Stored data:

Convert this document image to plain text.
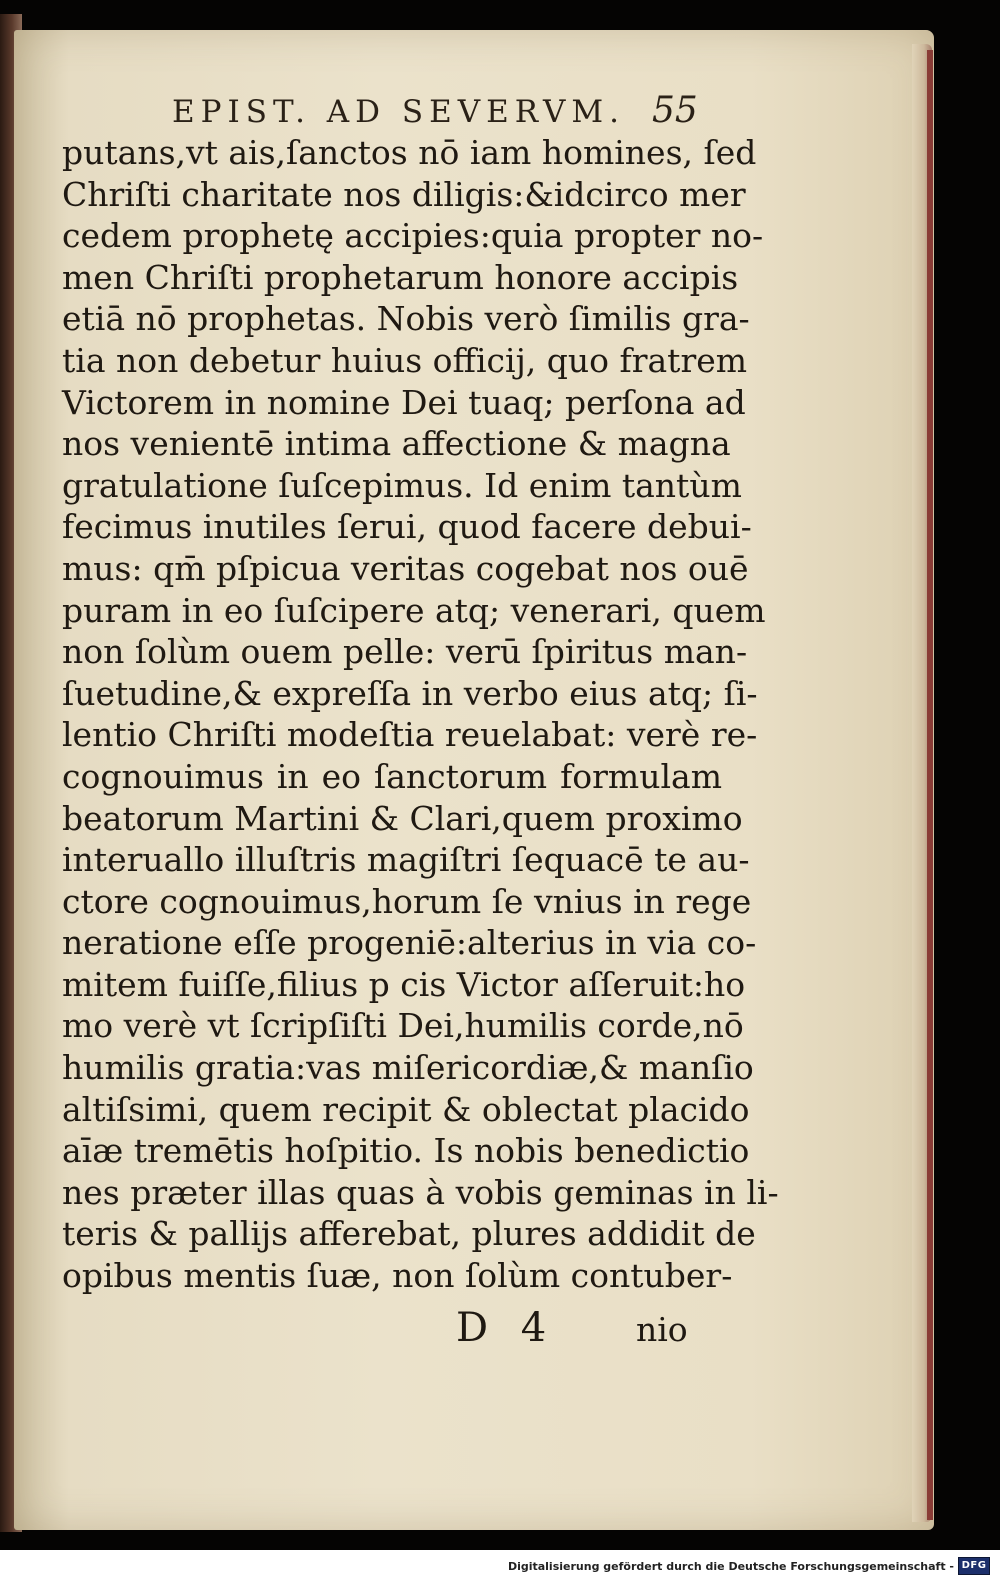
EPIST. AD SEVERVM. 55
putans,vt ais,ſanctos nō iam homines, ſed
Chriſti charitate nos diligis:&idcirco mer
cedem prophetę accipies:quia propter no-
men Chriſti prophetarum honore accipis
etiā nō prophetas. Nobis verò ſimilis gra-
tia non debetur huius officij, quo fratrem
Victorem in nomine Dei tuaq; perſona ad
nos venientē intima affectione & magna
gratulatione ſuſcepimus. Id enim tantùm
fecimus inutiles ſerui, quod facere debui-
mus: qm̄ pſpicua veritas cogebat nos ouē
puram in eo ſuſcipere atq; venerari, quem
non ſolùm ouem pelle: verū ſpiritus man-
ſuetudine,& expreſſa in verbo eius atq; ſi-
lentio Chriſti modeſtia reuelabat: verè re-
cognouimus in eo ſanctorum formulam
beatorum Martini & Clari,quem proximo
interuallo illuſtris magiſtri ſequacē te au-
ctore cognouimus,horum ſe vnius in rege
neratione eſſe progeniē:alterius in via co-
mitem fuiſſe,filius p cis Victor aſſeruit:ho
mo verè vt ſcripſiſti Dei,humilis corde,nō
humilis gratia:vas miſericordiæ,& manſio
altiſsimi, quem recipit & oblectat placido
aīæ tremētis hoſpitio. Is nobis benedictio
nes præter illas quas à vobis geminas in li-
teris & pallijs afferebat, plures addidit de
opibus mentis ſuæ, non ſolùm contuber-
D 4 nio
Digitalisierung gefördert durch die Deutsche Forschungsgemeinschaft - DFG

What you are asked to do: Locate all lines in the listing above with the word "verè" and copy them.

Result of the exercise:
lentio Chriſti modeſtia reuelabat: verè re-
mo verè vt ſcripſiſti Dei,humilis corde,nō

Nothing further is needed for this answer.